*Exercise aim*:
Repeat each line exactly, leaving nothing out.

####################

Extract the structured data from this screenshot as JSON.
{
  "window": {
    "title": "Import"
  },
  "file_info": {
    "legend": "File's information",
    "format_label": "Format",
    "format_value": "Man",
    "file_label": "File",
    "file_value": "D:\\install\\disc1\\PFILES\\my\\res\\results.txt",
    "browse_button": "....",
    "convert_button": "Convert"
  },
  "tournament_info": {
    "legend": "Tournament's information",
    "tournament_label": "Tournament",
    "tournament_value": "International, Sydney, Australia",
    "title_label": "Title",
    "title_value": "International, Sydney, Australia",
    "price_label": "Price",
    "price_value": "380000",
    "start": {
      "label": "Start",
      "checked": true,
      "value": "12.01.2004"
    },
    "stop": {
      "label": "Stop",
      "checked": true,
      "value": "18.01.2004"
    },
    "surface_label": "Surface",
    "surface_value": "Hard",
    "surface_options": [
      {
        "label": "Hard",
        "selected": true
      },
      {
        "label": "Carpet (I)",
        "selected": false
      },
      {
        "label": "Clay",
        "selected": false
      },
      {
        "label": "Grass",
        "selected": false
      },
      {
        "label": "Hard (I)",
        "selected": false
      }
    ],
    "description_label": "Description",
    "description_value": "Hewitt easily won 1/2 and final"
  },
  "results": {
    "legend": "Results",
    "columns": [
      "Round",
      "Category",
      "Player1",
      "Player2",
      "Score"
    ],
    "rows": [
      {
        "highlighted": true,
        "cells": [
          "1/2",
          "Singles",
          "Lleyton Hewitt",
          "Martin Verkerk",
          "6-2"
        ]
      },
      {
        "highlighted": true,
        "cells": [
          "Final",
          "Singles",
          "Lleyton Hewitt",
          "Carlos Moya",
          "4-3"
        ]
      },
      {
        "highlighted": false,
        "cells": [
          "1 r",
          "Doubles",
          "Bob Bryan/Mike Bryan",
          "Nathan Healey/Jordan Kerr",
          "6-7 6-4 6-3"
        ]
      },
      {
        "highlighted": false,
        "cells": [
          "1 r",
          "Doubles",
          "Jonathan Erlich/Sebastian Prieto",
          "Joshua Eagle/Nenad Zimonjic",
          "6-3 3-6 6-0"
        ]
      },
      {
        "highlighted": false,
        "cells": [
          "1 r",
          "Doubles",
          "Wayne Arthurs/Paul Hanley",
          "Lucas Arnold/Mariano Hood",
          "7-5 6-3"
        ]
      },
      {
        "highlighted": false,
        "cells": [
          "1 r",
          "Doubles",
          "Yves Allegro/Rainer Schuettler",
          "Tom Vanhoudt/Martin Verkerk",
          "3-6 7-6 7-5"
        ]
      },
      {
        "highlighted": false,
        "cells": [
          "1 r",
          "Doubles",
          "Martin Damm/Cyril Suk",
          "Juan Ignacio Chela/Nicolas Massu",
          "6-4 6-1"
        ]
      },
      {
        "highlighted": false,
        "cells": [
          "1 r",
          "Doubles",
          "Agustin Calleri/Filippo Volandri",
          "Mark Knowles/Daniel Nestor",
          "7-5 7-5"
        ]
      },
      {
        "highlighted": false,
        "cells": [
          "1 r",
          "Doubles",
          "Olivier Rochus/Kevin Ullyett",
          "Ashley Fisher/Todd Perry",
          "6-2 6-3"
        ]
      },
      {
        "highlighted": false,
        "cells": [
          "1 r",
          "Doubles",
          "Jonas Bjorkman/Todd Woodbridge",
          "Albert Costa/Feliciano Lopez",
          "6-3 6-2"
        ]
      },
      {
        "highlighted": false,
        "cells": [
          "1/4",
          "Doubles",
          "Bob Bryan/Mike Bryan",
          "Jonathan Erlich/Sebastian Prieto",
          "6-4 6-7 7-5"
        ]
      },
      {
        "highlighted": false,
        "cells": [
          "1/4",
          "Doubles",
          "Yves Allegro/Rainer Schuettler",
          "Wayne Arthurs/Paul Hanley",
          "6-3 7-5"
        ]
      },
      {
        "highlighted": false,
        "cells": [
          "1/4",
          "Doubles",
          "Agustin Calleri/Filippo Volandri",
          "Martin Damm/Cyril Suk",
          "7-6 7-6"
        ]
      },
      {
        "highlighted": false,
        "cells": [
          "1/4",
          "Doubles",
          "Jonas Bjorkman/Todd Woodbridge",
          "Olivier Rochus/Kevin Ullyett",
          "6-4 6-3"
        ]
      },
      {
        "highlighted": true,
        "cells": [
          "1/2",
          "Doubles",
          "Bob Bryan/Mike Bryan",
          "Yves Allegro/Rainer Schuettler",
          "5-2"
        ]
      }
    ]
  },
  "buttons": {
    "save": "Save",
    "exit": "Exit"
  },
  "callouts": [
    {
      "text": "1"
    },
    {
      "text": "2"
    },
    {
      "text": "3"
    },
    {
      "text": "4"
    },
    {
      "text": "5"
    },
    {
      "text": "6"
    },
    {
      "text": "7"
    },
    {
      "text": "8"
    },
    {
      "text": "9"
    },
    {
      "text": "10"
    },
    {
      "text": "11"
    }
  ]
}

####################

*Problem solution*:
Extract the structured data from this screenshot as JSON.
{
  "window": {
    "title": "Import"
  },
  "file_info": {
    "legend": "File's information",
    "format_label": "Format",
    "format_value": "Man",
    "file_label": "File",
    "file_value": "D:\\install\\disc1\\PFILES\\my\\res\\results.txt",
    "browse_button": "....",
    "convert_button": "Convert"
  },
  "tournament_info": {
    "legend": "Tournament's information",
    "tournament_label": "Tournament",
    "tournament_value": "International, Sydney, Australia",
    "title_label": "Title",
    "title_value": "International, Sydney, Australia",
    "price_label": "Price",
    "price_value": "380000",
    "start": {
      "label": "Start",
      "checked": true,
      "value": "12.01.2004"
    },
    "stop": {
      "label": "Stop",
      "checked": true,
      "value": "18.01.2004"
    },
    "surface_label": "Surface",
    "surface_value": "Hard",
    "surface_options": [
      {
        "label": "Hard",
        "selected": true
      },
      {
        "label": "Carpet (I)",
        "selected": false
      },
      {
        "label": "Clay",
        "selected": false
      },
      {
        "label": "Grass",
        "selected": false
      },
      {
        "label": "Hard (I)",
        "selected": false
      }
    ],
    "description_label": "Description",
    "description_value": "Hewitt easily won 1/2 and final"
  },
  "results": {
    "legend": "Results",
    "columns": [
      "Round",
      "Category",
      "Player1",
      "Player2",
      "Score"
    ],
    "rows": [
      {
        "highlighted": true,
        "cells": [
          "1/2",
          "Singles",
          "Lleyton Hewitt",
          "Martin Verkerk",
          "6-2"
        ]
      },
      {
        "highlighted": true,
        "cells": [
          "Final",
          "Singles",
          "Lleyton Hewitt",
          "Carlos Moya",
          "4-3"
        ]
      },
      {
        "highlighted": false,
        "cells": [
          "1 r",
          "Doubles",
          "Bob Bryan/Mike Bryan",
          "Nathan Healey/Jordan Kerr",
          "6-7 6-4 6-3"
        ]
      },
      {
        "highlighted": false,
        "cells": [
          "1 r",
          "Doubles",
          "Jonathan Erlich/Sebastian Prieto",
          "Joshua Eagle/Nenad Zimonjic",
          "6-3 3-6 6-0"
        ]
      },
      {
        "highlighted": false,
        "cells": [
          "1 r",
          "Doubles",
          "Wayne Arthurs/Paul Hanley",
          "Lucas Arnold/Mariano Hood",
          "7-5 6-3"
        ]
      },
      {
        "highlighted": false,
        "cells": [
          "1 r",
          "Doubles",
          "Yves Allegro/Rainer Schuettler",
          "Tom Vanhoudt/Martin Verkerk",
          "3-6 7-6 7-5"
        ]
      },
      {
        "highlighted": false,
        "cells": [
          "1 r",
          "Doubles",
          "Martin Damm/Cyril Suk",
          "Juan Ignacio Chela/Nicolas Massu",
          "6-4 6-1"
        ]
      },
      {
        "highlighted": false,
        "cells": [
          "1 r",
          "Doubles",
          "Agustin Calleri/Filippo Volandri",
          "Mark Knowles/Daniel Nestor",
          "7-5 7-5"
        ]
      },
      {
        "highlighted": false,
        "cells": [
          "1 r",
          "Doubles",
          "Olivier Rochus/Kevin Ullyett",
          "Ashley Fisher/Todd Perry",
          "6-2 6-3"
        ]
      },
      {
        "highlighted": false,
        "cells": [
          "1 r",
          "Doubles",
          "Jonas Bjorkman/Todd Woodbridge",
          "Albert Costa/Feliciano Lopez",
          "6-3 6-2"
        ]
      },
      {
        "highlighted": false,
        "cells": [
          "1/4",
          "Doubles",
          "Bob Bryan/Mike Bryan",
          "Jonathan Erlich/Sebastian Prieto",
          "6-4 6-7 7-5"
        ]
      },
      {
        "highlighted": false,
        "cells": [
          "1/4",
          "Doubles",
          "Yves Allegro/Rainer Schuettler",
          "Wayne Arthurs/Paul Hanley",
          "6-3 7-5"
        ]
      },
      {
        "highlighted": false,
        "cells": [
          "1/4",
          "Doubles",
          "Agustin Calleri/Filippo Volandri",
          "Martin Damm/Cyril Suk",
          "7-6 7-6"
        ]
      },
      {
        "highlighted": false,
        "cells": [
          "1/4",
          "Doubles",
          "Jonas Bjorkman/Todd Woodbridge",
          "Olivier Rochus/Kevin Ullyett",
          "6-4 6-3"
        ]
      },
      {
        "highlighted": true,
        "cells": [
          "1/2",
          "Doubles",
          "Bob Bryan/Mike Bryan",
          "Yves Allegro/Rainer Schuettler",
          "5-2"
        ]
      }
    ]
  },
  "buttons": {
    "save": "Save",
    "exit": "Exit"
  },
  "callouts": [
    {
      "text": "1"
    },
    {
      "text": "2"
    },
    {
      "text": "3"
    },
    {
      "text": "4"
    },
    {
      "text": "5"
    },
    {
      "text": "6"
    },
    {
      "text": "7"
    },
    {
      "text": "8"
    },
    {
      "text": "9"
    },
    {
      "text": "10"
    },
    {
      "text": "11"
    }
  ]
}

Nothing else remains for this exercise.